:: Study text ::

- Born: 10 May 1974 (age 51) Tofino, British Columbia, Canada
- Genres: Television composition
- Occupation: composer
- Years active: 2006–present

= Andrew Oye =

Andrew Oye (born May 10, 1974) is a Canadian composer from British Columbia, Canada.

==Biography==

Oye was born in Tofino, BC. He began playing guitar at the age of 13. At the age of 18 he attended Malaspina College for jazz studies.

He recalls the first time watching Back to the Future as his reason for taking up guitar.

Since 2006 Oye has been writing production music for publishers in the US and Canada. He opened his own production library, DirectComposer.Com. Sonoma Wireworks wrote that Oye is an inspiration to anyone making music in their bedroom. From his home studio setup, Oye has had his music placed in shows such as Lost, CSI, American Horror Story, The Knick, Big Bang Theory, Pretty Little Liars, and Hawaii Five-O. Oye wrote the theme songs for the shows Tabloid and the 2012 Monday Night Football theme. An article by VIU University started with the line "If you watch some of the hottest shows on TV, you have likely heard the music of Andrew Oye."

Oye also has endorsements with Eve Audio, Presonus, and Whitfield, and Godin Guitars.

:::
:: Source data ::

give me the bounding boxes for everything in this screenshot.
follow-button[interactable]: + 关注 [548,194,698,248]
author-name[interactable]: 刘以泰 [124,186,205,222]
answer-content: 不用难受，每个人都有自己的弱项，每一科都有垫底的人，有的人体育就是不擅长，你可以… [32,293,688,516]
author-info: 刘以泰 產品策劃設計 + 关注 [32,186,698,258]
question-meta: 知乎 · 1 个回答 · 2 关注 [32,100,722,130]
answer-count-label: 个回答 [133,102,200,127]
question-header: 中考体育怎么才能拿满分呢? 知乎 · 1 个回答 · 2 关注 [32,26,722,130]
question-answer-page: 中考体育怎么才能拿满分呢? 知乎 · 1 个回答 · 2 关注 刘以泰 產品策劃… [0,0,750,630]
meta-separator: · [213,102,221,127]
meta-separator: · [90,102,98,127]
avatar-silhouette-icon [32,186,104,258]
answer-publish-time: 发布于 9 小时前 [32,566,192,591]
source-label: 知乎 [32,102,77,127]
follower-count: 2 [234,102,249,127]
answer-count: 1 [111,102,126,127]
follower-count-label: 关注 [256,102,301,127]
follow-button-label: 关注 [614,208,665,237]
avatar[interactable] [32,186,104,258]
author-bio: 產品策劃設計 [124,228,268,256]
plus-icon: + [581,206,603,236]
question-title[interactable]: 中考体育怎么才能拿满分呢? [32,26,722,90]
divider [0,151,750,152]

:::

Explore the material:
(a) In the text about Andrew Oye, at what age did Oye start playing guitar?
(b) Update the text about Andrew Oye by writing it out again starting at "Since 2006 Oye" and ending at "and Godin Guitars.", with "home studio" changed to "bedroom studio".

Answer set:
(a) He started playing guitar at the age of 13.

(b)
Since 2006 Oye has been writing production music for publishers in the US and Canada. He opened his own production library, DirectComposer.Com. Sonoma Wireworks wrote that Oye is an inspiration to anyone making music in their bedroom. From his bedroom studio setup, Oye has had his music placed in shows such as Lost, CSI, American Horror Story, The Knick, Big Bang Theory, Pretty Little Liars, and Hawaii Five-O. Oye wrote the theme songs for the shows Tabloid and the 2012 Monday Night Football theme. An article by VIU University started with the line "If you watch some of the hottest shows on TV, you have likely heard the music of Andrew Oye."

Oye also has endorsements with Eve Audio, Presonus, and Whitfield, and Godin Guitars.